Dataset rows:
◆ ◆ ◆ ◆
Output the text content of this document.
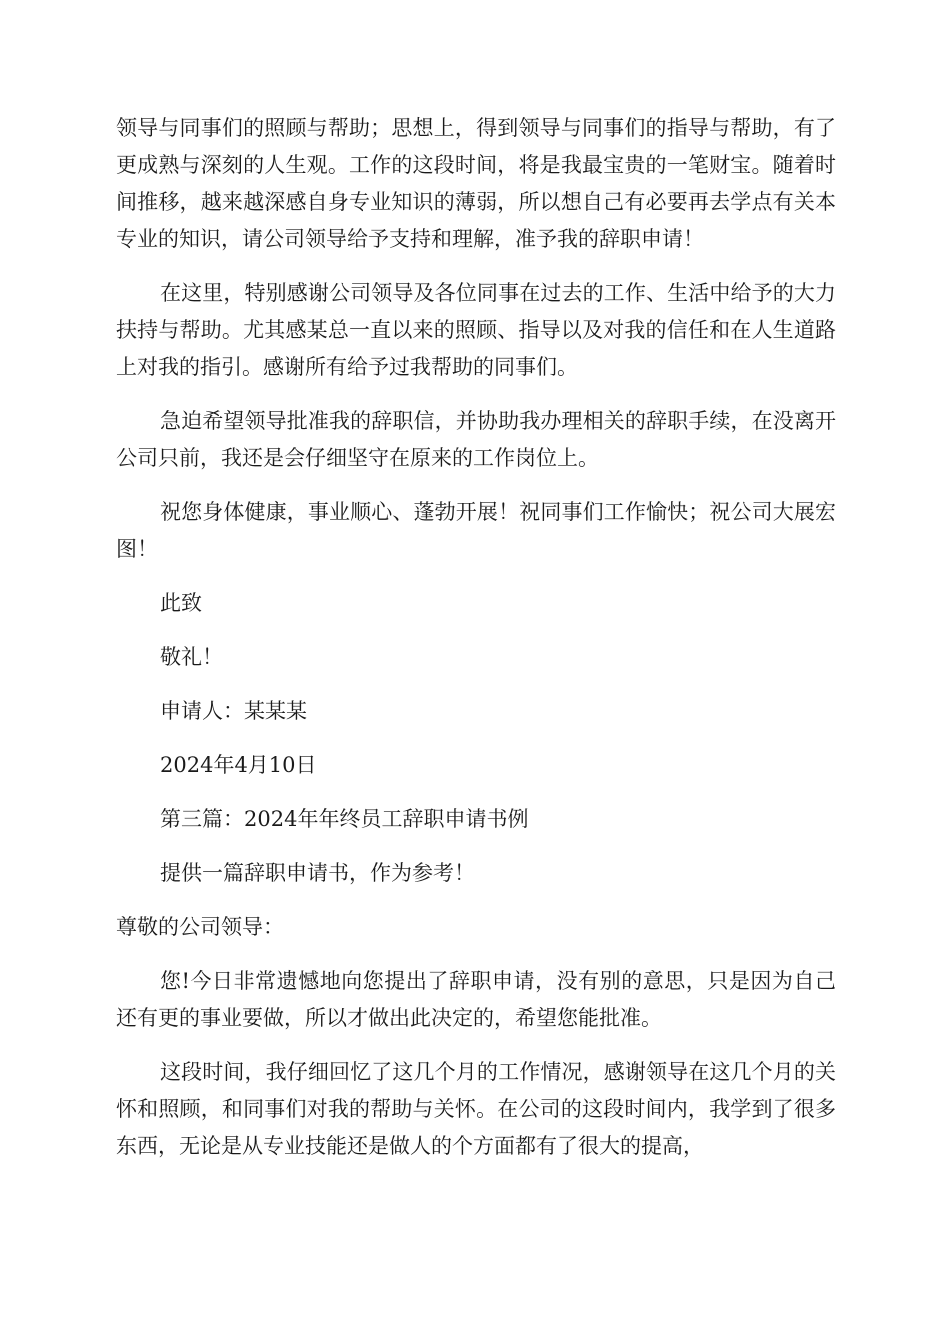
领导与同事们的照顾与帮助；思想上，得到领导与同事们的指导与帮助，有了更成熟与深刻的人生观。工作的这段时间，将是我最宝贵的一笔财宝。随着时间推移，越来越深感自身专业知识的薄弱，所以想自己有必要再去学点有关本专业的知识，请公司领导给予支持和理解，准予我的辞职申请！

在这里，特别感谢公司领导及各位同事在过去的工作、生活中给予的大力扶持与帮助。尤其感某总一直以来的照顾、指导以及对我的信任和在人生道路上对我的指引。感谢所有给予过我帮助的同事们。

急迫希望领导批准我的辞职信，并协助我办理相关的辞职手续，在没离开公司只前，我还是会仔细坚守在原来的工作岗位上。

祝您身体健康，事业顺心、蓬勃开展！祝同事们工作愉快；祝公司大展宏图！

此致

敬礼！

申请人：某某某

2024年4月10日

第三篇：2024年年终员工辞职申请书例

提供一篇辞职申请书，作为参考！

尊敬的公司领导：

您!今日非常遗憾地向您提出了辞职申请，没有别的意思，只是因为自己还有更的事业要做，所以才做出此决定的，希望您能批准。

这段时间，我仔细回忆了这几个月的工作情况，感谢领导在这几个月的关怀和照顾，和同事们对我的帮助与关怀。在公司的这段时间内，我学到了很多东西，无论是从专业技能还是做人的个方面都有了很大的提高，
◆ ◆ ◆ ◆
#### WHAT IS EXPECTED:
Copy out all the records exactly, excluding pictures.

#### TASK RESULT:
Output the text content of this document.
领导与同事们的照顾与帮助；思想上，得到领导与同事们的指导与帮助，有了更成熟与深刻的人生观。工作的这段时间，将是我最宝贵的一笔财宝。随着时间推移，越来越深感自身专业知识的薄弱，所以想自己有必要再去学点有关本专业的知识，请公司领导给予支持和理解，准予我的辞职申请！

在这里，特别感谢公司领导及各位同事在过去的工作、生活中给予的大力扶持与帮助。尤其感某总一直以来的照顾、指导以及对我的信任和在人生道路上对我的指引。感谢所有给予过我帮助的同事们。

急迫希望领导批准我的辞职信，并协助我办理相关的辞职手续，在没离开公司只前，我还是会仔细坚守在原来的工作岗位上。

祝您身体健康，事业顺心、蓬勃开展！祝同事们工作愉快；祝公司大展宏图！

此致

敬礼！

申请人：某某某

2024年4月10日

第三篇：2024年年终员工辞职申请书例

提供一篇辞职申请书，作为参考！

尊敬的公司领导：

您!今日非常遗憾地向您提出了辞职申请，没有别的意思，只是因为自己还有更的事业要做，所以才做出此决定的，希望您能批准。

这段时间，我仔细回忆了这几个月的工作情况，感谢领导在这几个月的关怀和照顾，和同事们对我的帮助与关怀。在公司的这段时间内，我学到了很多东西，无论是从专业技能还是做人的个方面都有了很大的提高，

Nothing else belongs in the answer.